* [DIRECTION] Examine the entries and show every line in which the word "согласно" is found.

** Begin RECORDS SHOWN **

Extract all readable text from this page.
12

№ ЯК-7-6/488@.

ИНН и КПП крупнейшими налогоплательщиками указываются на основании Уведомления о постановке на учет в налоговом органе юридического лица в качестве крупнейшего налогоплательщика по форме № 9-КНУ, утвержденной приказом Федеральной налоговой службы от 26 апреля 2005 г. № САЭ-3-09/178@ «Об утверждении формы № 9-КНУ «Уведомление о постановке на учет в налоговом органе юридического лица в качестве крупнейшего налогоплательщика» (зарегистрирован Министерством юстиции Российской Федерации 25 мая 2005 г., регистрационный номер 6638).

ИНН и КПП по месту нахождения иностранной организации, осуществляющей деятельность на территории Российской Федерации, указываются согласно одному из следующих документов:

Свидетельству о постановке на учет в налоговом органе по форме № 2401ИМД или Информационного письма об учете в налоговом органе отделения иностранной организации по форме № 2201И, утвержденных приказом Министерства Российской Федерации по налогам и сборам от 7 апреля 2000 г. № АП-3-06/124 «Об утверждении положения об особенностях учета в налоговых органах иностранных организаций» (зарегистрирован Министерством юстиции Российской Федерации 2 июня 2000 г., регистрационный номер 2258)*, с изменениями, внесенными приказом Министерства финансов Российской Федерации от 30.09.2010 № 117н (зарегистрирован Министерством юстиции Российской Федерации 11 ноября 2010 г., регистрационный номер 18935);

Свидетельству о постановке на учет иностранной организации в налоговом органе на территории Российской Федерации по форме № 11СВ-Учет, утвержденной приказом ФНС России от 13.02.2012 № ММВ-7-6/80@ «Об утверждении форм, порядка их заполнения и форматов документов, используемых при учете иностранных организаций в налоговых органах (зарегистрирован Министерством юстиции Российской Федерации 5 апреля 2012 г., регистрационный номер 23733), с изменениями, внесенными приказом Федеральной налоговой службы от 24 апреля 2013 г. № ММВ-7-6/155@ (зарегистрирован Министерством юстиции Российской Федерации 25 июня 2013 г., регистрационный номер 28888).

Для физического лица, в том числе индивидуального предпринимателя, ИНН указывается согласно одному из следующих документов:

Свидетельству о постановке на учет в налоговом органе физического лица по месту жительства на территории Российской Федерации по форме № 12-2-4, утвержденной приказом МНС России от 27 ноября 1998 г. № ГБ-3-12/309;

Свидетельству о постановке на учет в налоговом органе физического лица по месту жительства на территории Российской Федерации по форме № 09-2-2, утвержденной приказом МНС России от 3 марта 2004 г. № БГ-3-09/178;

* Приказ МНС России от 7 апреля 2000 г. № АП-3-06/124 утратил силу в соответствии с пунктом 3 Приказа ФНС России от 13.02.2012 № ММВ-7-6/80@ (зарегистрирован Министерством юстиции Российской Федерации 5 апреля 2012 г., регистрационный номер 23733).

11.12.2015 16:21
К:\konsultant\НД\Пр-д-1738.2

** End RECORDS SHOWN **

* [THE RESULT]
ИНН и КПП по месту нахождения иностранной организации, осуществляющей деятельность на территории Российской Федерации, указываются согласно одному из следующих документов:
Для физического лица, в том числе индивидуального предпринимателя, ИНН указывается согласно одному из следующих документов:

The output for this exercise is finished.